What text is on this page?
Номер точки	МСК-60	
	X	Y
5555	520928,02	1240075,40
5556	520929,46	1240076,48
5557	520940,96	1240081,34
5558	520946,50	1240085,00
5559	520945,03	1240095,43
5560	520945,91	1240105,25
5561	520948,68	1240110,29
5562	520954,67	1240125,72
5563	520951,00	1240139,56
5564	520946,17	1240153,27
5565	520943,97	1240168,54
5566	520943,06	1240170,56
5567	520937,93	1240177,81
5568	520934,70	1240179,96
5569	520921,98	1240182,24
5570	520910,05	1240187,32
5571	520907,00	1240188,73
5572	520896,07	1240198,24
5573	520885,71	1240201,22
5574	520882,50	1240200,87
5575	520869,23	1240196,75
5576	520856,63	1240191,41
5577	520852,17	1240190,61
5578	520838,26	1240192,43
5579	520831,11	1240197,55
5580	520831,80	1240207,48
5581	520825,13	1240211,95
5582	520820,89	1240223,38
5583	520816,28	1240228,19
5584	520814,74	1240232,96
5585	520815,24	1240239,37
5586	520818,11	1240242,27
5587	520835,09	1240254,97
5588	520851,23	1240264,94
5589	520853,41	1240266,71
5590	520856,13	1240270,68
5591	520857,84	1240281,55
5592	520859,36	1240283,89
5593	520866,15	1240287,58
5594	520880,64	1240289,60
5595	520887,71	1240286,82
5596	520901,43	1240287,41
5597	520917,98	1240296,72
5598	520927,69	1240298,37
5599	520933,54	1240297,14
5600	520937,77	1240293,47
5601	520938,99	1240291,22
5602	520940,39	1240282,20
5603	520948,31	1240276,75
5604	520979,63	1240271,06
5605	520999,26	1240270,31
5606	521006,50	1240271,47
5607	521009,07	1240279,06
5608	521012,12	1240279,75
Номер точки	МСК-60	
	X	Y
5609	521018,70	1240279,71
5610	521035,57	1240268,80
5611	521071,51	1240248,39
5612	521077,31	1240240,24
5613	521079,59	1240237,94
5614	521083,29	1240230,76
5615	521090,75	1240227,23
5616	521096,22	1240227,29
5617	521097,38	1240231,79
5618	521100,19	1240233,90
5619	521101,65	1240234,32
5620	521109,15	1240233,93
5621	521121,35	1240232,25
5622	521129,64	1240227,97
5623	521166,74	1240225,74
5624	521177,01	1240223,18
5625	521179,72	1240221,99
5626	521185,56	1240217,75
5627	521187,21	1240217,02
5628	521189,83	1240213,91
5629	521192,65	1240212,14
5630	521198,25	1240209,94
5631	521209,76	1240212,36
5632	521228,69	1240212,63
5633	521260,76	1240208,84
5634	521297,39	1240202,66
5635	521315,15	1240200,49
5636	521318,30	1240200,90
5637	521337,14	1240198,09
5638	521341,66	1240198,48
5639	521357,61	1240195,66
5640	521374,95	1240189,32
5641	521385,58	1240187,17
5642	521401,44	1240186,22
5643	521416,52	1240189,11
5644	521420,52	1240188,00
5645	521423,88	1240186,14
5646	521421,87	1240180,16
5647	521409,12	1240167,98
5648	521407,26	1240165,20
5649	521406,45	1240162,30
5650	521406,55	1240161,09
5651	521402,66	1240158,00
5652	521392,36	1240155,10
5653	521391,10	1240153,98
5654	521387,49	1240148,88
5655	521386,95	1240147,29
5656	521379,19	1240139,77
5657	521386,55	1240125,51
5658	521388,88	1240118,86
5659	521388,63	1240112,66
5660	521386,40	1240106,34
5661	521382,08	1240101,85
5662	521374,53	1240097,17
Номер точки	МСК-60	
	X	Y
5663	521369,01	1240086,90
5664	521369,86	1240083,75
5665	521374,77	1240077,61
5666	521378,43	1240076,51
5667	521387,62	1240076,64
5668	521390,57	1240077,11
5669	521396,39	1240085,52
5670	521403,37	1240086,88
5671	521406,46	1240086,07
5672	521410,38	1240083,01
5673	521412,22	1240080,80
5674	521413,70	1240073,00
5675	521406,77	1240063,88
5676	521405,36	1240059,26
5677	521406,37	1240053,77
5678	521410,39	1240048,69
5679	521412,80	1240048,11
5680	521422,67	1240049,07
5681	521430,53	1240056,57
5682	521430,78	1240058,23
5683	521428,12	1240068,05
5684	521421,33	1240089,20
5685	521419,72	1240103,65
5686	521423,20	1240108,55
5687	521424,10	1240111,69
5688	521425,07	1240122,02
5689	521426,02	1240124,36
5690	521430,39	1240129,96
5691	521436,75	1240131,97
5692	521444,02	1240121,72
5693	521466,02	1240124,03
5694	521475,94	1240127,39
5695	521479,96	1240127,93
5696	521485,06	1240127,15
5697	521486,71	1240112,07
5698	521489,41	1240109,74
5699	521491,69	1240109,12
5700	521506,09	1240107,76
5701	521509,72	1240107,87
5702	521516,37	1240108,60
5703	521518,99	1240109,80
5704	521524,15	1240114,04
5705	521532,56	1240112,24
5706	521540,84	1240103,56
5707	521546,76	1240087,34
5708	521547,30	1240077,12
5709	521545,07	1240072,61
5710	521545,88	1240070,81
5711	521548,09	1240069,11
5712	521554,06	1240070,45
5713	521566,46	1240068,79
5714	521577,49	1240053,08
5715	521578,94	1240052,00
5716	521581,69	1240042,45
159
★ ★ ★ ★ ★
## Work to do:
Extract the full listing and reproduce each line exactly.

## Result for this task:
What text is on this page?
Номер точки	МСК-60	
	X	Y
5555	520928,02	1240075,40
5556	520929,46	1240076,48
5557	520940,96	1240081,34
5558	520946,50	1240085,00
5559	520945,03	1240095,43
5560	520945,91	1240105,25
5561	520948,68	1240110,29
5562	520954,67	1240125,72
5563	520951,00	1240139,56
5564	520946,17	1240153,27
5565	520943,97	1240168,54
5566	520943,06	1240170,56
5567	520937,93	1240177,81
5568	520934,70	1240179,96
5569	520921,98	1240182,24
5570	520910,05	1240187,32
5571	520907,00	1240188,73
5572	520896,07	1240198,24
5573	520885,71	1240201,22
5574	520882,50	1240200,87
5575	520869,23	1240196,75
5576	520856,63	1240191,41
5577	520852,17	1240190,61
5578	520838,26	1240192,43
5579	520831,11	1240197,55
5580	520831,80	1240207,48
5581	520825,13	1240211,95
5582	520820,89	1240223,38
5583	520816,28	1240228,19
5584	520814,74	1240232,96
5585	520815,24	1240239,37
5586	520818,11	1240242,27
5587	520835,09	1240254,97
5588	520851,23	1240264,94
5589	520853,41	1240266,71
5590	520856,13	1240270,68
5591	520857,84	1240281,55
5592	520859,36	1240283,89
5593	520866,15	1240287,58
5594	520880,64	1240289,60
5595	520887,71	1240286,82
5596	520901,43	1240287,41
5597	520917,98	1240296,72
5598	520927,69	1240298,37
5599	520933,54	1240297,14
5600	520937,77	1240293,47
5601	520938,99	1240291,22
5602	520940,39	1240282,20
5603	520948,31	1240276,75
5604	520979,63	1240271,06
5605	520999,26	1240270,31
5606	521006,50	1240271,47
5607	521009,07	1240279,06
5608	521012,12	1240279,75
Номер точки	МСК-60	
	X	Y
5609	521018,70	1240279,71
5610	521035,57	1240268,80
5611	521071,51	1240248,39
5612	521077,31	1240240,24
5613	521079,59	1240237,94
5614	521083,29	1240230,76
5615	521090,75	1240227,23
5616	521096,22	1240227,29
5617	521097,38	1240231,79
5618	521100,19	1240233,90
5619	521101,65	1240234,32
5620	521109,15	1240233,93
5621	521121,35	1240232,25
5622	521129,64	1240227,97
5623	521166,74	1240225,74
5624	521177,01	1240223,18
5625	521179,72	1240221,99
5626	521185,56	1240217,75
5627	521187,21	1240217,02
5628	521189,83	1240213,91
5629	521192,65	1240212,14
5630	521198,25	1240209,94
5631	521209,76	1240212,36
5632	521228,69	1240212,63
5633	521260,76	1240208,84
5634	521297,39	1240202,66
5635	521315,15	1240200,49
5636	521318,30	1240200,90
5637	521337,14	1240198,09
5638	521341,66	1240198,48
5639	521357,61	1240195,66
5640	521374,95	1240189,32
5641	521385,58	1240187,17
5642	521401,44	1240186,22
5643	521416,52	1240189,11
5644	521420,52	1240188,00
5645	521423,88	1240186,14
5646	521421,87	1240180,16
5647	521409,12	1240167,98
5648	521407,26	1240165,20
5649	521406,45	1240162,30
5650	521406,55	1240161,09
5651	521402,66	1240158,00
5652	521392,36	1240155,10
5653	521391,10	1240153,98
5654	521387,49	1240148,88
5655	521386,95	1240147,29
5656	521379,19	1240139,77
5657	521386,55	1240125,51
5658	521388,88	1240118,86
5659	521388,63	1240112,66
5660	521386,40	1240106,34
5661	521382,08	1240101,85
5662	521374,53	1240097,17
Номер точки	МСК-60	
	X	Y
5663	521369,01	1240086,90
5664	521369,86	1240083,75
5665	521374,77	1240077,61
5666	521378,43	1240076,51
5667	521387,62	1240076,64
5668	521390,57	1240077,11
5669	521396,39	1240085,52
5670	521403,37	1240086,88
5671	521406,46	1240086,07
5672	521410,38	1240083,01
5673	521412,22	1240080,80
5674	521413,70	1240073,00
5675	521406,77	1240063,88
5676	521405,36	1240059,26
5677	521406,37	1240053,77
5678	521410,39	1240048,69
5679	521412,80	1240048,11
5680	521422,67	1240049,07
5681	521430,53	1240056,57
5682	521430,78	1240058,23
5683	521428,12	1240068,05
5684	521421,33	1240089,20
5685	521419,72	1240103,65
5686	521423,20	1240108,55
5687	521424,10	1240111,69
5688	521425,07	1240122,02
5689	521426,02	1240124,36
5690	521430,39	1240129,96
5691	521436,75	1240131,97
5692	521444,02	1240121,72
5693	521466,02	1240124,03
5694	521475,94	1240127,39
5695	521479,96	1240127,93
5696	521485,06	1240127,15
5697	521486,71	1240112,07
5698	521489,41	1240109,74
5699	521491,69	1240109,12
5700	521506,09	1240107,76
5701	521509,72	1240107,87
5702	521516,37	1240108,60
5703	521518,99	1240109,80
5704	521524,15	1240114,04
5705	521532,56	1240112,24
5706	521540,84	1240103,56
5707	521546,76	1240087,34
5708	521547,30	1240077,12
5709	521545,07	1240072,61
5710	521545,88	1240070,81
5711	521548,09	1240069,11
5712	521554,06	1240070,45
5713	521566,46	1240068,79
5714	521577,49	1240053,08
5715	521578,94	1240052,00
5716	521581,69	1240042,45
159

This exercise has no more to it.